* START *

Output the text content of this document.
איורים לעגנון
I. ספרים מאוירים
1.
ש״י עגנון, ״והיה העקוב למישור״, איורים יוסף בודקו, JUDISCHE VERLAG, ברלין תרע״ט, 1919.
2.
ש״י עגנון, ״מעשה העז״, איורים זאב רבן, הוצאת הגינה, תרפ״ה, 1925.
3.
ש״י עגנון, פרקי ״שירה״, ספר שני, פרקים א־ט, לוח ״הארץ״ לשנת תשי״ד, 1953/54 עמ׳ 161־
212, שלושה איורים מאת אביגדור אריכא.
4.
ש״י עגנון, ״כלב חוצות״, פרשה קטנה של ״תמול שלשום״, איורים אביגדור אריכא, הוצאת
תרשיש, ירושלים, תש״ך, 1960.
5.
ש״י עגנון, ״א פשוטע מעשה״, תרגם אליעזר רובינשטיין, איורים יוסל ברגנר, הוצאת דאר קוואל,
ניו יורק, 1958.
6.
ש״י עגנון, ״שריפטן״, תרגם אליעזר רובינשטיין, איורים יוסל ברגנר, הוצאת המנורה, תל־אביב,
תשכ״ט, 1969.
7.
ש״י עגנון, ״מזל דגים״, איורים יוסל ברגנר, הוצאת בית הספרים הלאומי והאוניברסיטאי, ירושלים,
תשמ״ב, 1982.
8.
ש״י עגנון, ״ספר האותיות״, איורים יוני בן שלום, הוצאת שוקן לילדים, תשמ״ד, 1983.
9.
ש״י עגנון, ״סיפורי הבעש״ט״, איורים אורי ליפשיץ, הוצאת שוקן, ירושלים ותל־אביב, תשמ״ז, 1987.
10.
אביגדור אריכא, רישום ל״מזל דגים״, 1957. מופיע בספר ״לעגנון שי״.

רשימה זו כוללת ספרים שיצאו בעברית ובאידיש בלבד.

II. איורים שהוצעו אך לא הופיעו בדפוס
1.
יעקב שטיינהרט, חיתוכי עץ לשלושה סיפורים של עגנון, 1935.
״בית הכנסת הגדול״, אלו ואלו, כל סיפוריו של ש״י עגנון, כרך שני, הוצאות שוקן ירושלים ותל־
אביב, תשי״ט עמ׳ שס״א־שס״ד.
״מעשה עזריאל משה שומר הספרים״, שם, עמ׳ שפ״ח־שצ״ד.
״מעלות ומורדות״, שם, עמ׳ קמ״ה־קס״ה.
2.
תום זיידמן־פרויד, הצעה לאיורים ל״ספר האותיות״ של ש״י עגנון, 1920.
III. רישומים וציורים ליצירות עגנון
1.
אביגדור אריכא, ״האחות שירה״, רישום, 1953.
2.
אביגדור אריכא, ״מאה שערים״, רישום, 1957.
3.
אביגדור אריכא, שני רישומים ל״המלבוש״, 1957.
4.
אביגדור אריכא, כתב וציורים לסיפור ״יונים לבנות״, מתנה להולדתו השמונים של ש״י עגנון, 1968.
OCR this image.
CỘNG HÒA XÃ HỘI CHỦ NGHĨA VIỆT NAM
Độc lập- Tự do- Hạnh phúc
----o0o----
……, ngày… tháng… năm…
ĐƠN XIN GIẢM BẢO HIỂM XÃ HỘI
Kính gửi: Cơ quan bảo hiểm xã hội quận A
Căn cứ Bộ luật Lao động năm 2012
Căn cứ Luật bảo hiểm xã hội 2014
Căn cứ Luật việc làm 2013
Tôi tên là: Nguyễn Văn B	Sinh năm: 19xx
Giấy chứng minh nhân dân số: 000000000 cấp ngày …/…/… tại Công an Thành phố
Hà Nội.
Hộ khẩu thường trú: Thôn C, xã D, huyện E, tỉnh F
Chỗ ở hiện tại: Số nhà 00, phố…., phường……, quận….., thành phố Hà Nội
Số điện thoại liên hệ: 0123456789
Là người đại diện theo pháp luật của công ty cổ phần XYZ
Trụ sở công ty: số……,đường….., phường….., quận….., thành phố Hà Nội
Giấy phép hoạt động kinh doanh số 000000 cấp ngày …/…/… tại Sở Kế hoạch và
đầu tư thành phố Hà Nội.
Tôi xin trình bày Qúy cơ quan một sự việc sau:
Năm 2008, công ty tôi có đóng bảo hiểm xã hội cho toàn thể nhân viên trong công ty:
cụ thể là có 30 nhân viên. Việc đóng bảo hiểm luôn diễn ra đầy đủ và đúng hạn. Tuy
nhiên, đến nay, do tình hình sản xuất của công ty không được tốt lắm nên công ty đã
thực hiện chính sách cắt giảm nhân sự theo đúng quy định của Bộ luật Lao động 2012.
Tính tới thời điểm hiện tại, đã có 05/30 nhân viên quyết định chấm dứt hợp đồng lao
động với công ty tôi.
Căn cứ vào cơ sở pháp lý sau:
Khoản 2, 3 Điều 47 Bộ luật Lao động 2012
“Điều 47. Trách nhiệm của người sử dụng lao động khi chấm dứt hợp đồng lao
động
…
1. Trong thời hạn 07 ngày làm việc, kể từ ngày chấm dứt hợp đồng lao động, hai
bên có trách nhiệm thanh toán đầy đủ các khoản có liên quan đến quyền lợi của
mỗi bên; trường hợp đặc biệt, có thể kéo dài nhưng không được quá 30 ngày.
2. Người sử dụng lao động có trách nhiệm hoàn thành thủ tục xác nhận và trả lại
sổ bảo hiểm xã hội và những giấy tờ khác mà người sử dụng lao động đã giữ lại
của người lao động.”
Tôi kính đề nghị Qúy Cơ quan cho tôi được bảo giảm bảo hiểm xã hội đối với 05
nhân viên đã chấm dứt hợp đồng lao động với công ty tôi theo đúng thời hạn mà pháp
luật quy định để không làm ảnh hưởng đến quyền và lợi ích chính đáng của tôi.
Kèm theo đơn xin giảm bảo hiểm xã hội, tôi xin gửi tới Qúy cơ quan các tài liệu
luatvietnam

* END *

#### PROBLEM
Consider the entries above and return each line with the string "đồng".

#### TASK RESPONSE
Tính tới thời điểm hiện tại, đã có 05/30 nhân viên quyết định chấm dứt hợp đồng lao
“Điều 47. Trách nhiệm của người sử dụng lao động khi chấm dứt hợp đồng lao
1. Trong thời hạn 07 ngày làm việc, kể từ ngày chấm dứt hợp đồng lao động, hai
nhân viên đã chấm dứt hợp đồng lao động với công ty tôi theo đúng thời hạn mà pháp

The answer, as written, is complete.